→ **DATASET**
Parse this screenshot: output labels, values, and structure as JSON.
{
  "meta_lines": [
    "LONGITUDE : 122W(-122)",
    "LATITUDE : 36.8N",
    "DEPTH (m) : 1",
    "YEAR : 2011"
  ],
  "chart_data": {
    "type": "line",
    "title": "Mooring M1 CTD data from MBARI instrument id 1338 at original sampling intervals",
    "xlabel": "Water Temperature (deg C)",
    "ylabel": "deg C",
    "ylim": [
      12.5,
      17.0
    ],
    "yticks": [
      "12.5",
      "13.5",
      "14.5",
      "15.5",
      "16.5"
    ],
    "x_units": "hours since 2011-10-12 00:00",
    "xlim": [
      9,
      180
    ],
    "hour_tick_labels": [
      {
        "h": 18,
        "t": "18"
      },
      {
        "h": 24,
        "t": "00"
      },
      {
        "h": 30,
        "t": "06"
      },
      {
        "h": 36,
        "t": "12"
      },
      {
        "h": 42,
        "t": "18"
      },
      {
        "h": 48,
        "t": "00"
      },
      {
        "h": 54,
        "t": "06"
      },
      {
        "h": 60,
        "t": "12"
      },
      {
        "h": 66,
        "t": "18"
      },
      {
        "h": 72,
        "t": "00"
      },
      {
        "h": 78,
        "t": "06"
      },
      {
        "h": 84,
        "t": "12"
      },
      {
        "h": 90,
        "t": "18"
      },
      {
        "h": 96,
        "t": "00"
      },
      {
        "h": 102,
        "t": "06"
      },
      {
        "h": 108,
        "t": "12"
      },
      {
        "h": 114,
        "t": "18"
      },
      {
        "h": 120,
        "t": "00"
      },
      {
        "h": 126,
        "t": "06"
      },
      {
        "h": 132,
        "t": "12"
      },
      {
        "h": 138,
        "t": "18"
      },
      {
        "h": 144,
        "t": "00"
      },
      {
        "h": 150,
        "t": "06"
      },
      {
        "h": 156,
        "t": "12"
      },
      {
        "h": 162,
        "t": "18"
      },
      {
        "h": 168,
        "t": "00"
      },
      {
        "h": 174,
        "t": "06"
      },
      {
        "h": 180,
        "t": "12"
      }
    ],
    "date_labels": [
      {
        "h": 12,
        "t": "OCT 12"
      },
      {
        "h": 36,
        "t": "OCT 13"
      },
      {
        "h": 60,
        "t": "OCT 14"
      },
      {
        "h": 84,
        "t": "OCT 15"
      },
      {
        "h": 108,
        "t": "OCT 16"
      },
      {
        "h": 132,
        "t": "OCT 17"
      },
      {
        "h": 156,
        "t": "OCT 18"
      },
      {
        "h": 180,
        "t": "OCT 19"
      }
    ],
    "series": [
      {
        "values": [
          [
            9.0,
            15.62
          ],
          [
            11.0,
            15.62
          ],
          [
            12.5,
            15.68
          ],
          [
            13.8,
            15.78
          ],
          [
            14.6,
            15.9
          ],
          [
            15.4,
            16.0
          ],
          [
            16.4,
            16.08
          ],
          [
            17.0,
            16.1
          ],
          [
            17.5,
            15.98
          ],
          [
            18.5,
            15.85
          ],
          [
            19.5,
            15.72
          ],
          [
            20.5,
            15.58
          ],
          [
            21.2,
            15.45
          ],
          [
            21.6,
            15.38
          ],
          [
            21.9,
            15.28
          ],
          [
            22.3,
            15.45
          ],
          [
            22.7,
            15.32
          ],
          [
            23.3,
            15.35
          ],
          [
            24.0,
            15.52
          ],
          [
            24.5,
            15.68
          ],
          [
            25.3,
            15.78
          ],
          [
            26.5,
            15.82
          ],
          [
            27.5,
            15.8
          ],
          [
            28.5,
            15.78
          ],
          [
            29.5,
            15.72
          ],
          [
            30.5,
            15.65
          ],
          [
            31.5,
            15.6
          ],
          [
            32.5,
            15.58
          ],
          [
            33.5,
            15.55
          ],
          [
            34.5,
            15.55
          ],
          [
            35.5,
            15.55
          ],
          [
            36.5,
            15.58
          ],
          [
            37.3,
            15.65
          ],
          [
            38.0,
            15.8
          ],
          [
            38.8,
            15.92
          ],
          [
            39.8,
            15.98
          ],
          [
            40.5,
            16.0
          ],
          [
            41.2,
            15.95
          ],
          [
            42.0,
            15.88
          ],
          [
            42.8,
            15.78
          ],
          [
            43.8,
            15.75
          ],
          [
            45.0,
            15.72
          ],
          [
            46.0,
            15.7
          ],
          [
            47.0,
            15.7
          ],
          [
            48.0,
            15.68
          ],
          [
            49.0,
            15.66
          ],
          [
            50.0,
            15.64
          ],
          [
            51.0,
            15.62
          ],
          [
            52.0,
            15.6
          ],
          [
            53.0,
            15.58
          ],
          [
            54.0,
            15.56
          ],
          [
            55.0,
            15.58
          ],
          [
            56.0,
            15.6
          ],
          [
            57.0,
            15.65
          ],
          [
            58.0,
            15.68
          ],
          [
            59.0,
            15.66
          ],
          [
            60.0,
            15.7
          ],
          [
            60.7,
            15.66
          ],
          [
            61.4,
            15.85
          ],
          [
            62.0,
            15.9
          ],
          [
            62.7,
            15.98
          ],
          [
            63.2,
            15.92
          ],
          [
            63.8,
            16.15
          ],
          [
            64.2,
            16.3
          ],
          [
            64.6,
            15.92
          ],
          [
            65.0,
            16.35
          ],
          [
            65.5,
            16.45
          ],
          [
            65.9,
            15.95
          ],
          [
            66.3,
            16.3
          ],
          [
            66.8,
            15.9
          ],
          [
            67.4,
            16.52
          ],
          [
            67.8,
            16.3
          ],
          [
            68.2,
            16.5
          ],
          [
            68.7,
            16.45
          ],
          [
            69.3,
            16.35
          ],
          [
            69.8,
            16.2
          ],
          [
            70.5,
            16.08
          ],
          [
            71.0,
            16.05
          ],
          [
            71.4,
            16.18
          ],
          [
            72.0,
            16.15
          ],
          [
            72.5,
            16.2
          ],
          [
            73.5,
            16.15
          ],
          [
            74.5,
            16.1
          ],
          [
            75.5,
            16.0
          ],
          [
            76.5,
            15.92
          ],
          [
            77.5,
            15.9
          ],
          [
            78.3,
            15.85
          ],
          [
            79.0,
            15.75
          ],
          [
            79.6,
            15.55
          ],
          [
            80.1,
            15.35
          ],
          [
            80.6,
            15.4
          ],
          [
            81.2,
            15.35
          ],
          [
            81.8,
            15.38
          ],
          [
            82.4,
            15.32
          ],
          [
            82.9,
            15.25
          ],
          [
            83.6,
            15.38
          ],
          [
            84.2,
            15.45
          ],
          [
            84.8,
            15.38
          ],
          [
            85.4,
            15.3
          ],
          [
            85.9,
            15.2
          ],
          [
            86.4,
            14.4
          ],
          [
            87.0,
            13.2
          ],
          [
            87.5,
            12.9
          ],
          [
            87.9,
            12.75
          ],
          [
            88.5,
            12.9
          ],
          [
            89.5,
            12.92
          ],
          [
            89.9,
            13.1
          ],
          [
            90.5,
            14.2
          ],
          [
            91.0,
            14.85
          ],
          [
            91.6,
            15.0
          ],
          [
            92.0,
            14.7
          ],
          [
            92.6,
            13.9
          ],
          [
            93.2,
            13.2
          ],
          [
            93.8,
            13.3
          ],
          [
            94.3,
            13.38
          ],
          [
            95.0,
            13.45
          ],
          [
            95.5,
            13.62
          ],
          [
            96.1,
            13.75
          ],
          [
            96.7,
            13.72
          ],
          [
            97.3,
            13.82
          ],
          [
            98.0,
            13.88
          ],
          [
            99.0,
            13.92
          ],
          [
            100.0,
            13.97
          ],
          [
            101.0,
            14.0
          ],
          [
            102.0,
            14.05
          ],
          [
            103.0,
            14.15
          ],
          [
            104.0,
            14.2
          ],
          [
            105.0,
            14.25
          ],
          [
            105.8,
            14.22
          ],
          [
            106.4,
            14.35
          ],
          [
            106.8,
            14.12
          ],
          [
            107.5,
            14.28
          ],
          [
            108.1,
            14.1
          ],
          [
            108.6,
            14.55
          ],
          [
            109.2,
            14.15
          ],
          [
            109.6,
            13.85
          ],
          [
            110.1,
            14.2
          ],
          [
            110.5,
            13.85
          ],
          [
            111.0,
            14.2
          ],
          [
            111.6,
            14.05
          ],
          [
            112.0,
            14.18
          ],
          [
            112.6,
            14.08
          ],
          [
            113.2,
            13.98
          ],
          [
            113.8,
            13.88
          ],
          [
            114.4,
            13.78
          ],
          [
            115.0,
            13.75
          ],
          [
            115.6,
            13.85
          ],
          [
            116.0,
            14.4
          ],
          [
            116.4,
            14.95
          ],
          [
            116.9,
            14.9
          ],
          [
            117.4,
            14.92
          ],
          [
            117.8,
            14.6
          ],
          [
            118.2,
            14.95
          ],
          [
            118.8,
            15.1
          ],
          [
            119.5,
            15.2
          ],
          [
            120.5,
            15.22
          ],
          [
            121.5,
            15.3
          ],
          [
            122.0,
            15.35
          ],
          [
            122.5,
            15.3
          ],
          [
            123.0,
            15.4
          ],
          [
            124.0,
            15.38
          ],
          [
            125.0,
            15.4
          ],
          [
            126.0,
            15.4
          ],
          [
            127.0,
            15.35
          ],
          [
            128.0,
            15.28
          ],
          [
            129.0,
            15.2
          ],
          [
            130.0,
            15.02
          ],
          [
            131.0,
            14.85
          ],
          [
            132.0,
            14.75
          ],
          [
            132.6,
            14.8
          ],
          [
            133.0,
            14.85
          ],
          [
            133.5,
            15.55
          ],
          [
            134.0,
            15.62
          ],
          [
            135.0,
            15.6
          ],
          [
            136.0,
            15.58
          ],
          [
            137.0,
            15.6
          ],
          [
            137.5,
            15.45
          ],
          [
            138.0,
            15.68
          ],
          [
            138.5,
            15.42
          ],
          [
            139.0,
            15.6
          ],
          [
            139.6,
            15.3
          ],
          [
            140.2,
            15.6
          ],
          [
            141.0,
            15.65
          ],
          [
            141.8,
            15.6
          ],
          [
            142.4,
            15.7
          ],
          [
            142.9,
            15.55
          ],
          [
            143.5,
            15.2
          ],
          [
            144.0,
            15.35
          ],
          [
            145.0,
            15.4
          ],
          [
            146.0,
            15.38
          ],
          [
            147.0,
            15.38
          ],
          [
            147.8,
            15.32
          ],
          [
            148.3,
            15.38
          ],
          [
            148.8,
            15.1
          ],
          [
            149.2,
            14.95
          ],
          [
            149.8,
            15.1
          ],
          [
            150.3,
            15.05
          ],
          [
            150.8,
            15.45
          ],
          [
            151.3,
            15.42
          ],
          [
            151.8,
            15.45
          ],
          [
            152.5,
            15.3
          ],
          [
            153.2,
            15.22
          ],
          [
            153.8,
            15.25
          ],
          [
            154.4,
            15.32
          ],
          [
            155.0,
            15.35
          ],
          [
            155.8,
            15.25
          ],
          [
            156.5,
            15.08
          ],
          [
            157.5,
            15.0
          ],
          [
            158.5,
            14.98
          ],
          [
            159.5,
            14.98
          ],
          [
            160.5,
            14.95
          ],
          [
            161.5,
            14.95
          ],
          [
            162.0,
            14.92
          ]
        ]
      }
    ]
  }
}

→ **BRIEF**
Some lines of the data may hold the word "values". Say how many do, with nothing else.

→ **OUTPUT FOR THIS EXERCISE**
2